Défi 1 =>
Répondez aux questions suivantes d'après l'extrait d'arrêt, chacune sur sa propre ligne :
(a) Selon l'extrait, que fait la décision de rejet de la réclamation à l'égard de la décision attaquée ?
(b) Que demande la requérante au Tribunal par son deuxième chef de conclusions ?
(c) En vertu de quelle disposition incombe-t-il à l'institution dont émane l'acte annulé de prendre les mesures d'exécution de l'arrêt ?
Défi 2 => Recopiez fidèlement le passage de l'extrait d'arrêt qui commence aux mots "22      En l’espèce, étant" et s'arrête après les mots "et jurisprudence citée).".
Défi 3 => Résumez l'extrait d'arrêt en deux phrases.

──────── Extrait source ────────

22      En l’espèce, étant donné que la décision de rejet de la réclamation ne fait que confirmer la décision attaquée, en précisant les motifs venant au soutien de celle-ci, il convient de constater que les conclusions en annulation de la décision de rejet de la réclamation sont dépourvues de contenu autonome et qu’il n’y a donc pas lieu de statuer spécifiquement sur celles-ci. Toutefois, dans l’examen de la légalité de la décision attaquée, il est nécessaire de prendre en considération la motivation figurant dans la décision de rejet de la réclamation, cette motivation étant censée coïncider avec celle de la décision attaquée (voir, en ce sens, arrêt du 30 avril 2019, Wattiau/Parlement, T‑737/17, EU:T:2019:273, point 43 et jurisprudence citée).

23      Deuxièmement, par son deuxième chef de conclusions, la requérante demande au Tribunal d’enjoindre à la Commission d’adopter une nouvelle décision et de lui octroyer la pension de survie à laquelle elle estime avoir droit.

24      À cet égard, il suffit de rappeler que, selon une jurisprudence constante, dans le cadre du contrôle de légalité fondé sur l’article 91 du statut et sur l’article 270 TFUE, le Tribunal n’est pas compétent pour adresser des injonctions à l’administration. En effet, en vertu de l’article 266, paragraphe 1, TFUE, il incombe à l’institution dont émane l’acte annulé de prendre les mesures que comporte l’exécution de l’arrêt (arrêts du 5 octobre 2016, CJ/ECDC, T‑370/15 P, non publié, EU:T:2016:599, point 109, et du 5 décembre 2017, Spadafora/Commission, T‑250/16 P, non publié, EU:T:2017:866, point 48). Il s’ensuit qu’il y a lieu de rejeter le deuxième chef de conclusions pour cause d’incompétence.

──────── Données disponibles ────────

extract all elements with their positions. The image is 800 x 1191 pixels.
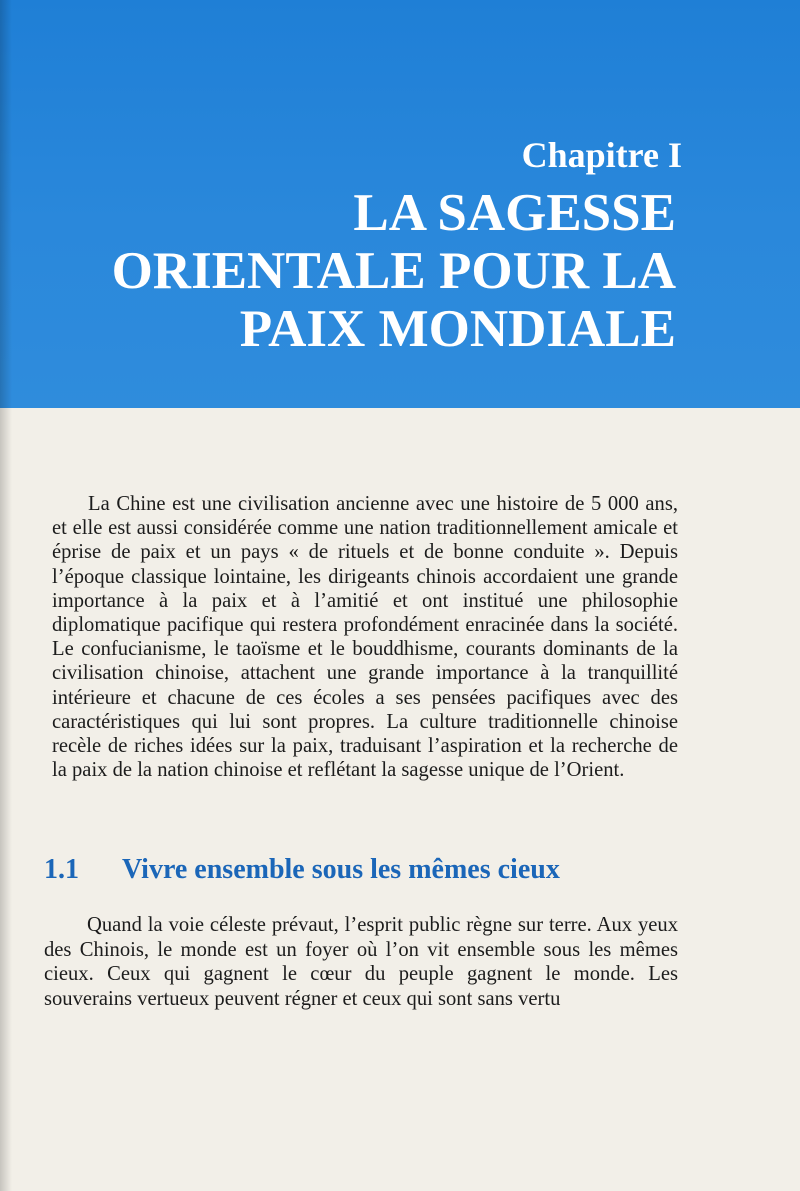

────────

Solution complète 1 =>
(a) Elle ne fait que confirmer la décision attaquée, en précisant les motifs venant au soutien de celle-ci.
(b) Elle demande au Tribunal d'enjoindre à la Commission d'adopter une nouvelle décision et de lui octroyer la pension de survie à laquelle elle estime avoir droit.
(c) En vertu de l'article 266, paragraphe 1, TFUE.

Solution complète 2 =>
22      En l’espèce, étant donné que la décision de rejet de la réclamation ne fait que confirmer la décision attaquée, en précisant les motifs venant au soutien de celle-ci, il convient de constater que les conclusions en annulation de la décision de rejet de la réclamation sont dépourvues de contenu autonome et qu’il n’y a donc pas lieu de statuer spécifiquement sur celles-ci. Toutefois, dans l’examen de la légalité de la décision attaquée, il est nécessaire de prendre en considération la motivation figurant dans la décision de rejet de la réclamation, cette motivation étant censée coïncider avec celle de la décision attaquée (voir, en ce sens, arrêt du 30 avril 2019, Wattiau/Parlement, T‑737/17, EU:T:2019:273, point 43 et jurisprudence citée).

Solution complète 3 => La décision de rejet de la réclamation ne faisant que confirmer la décision attaquée, les conclusions en annulation qui la visent sont dépourvues de contenu autonome, mais sa motivation doit être prise en considération dans l'examen de la légalité de la décision attaquée. Le deuxième chef de conclusions, qui demande d'enjoindre à la Commission d'adopter une nouvelle décision et d'octroyer une pension de survie, est rejeté pour cause d'incompétence, le Tribunal n'étant pas compétent pour adresser des injonctions à l'administration.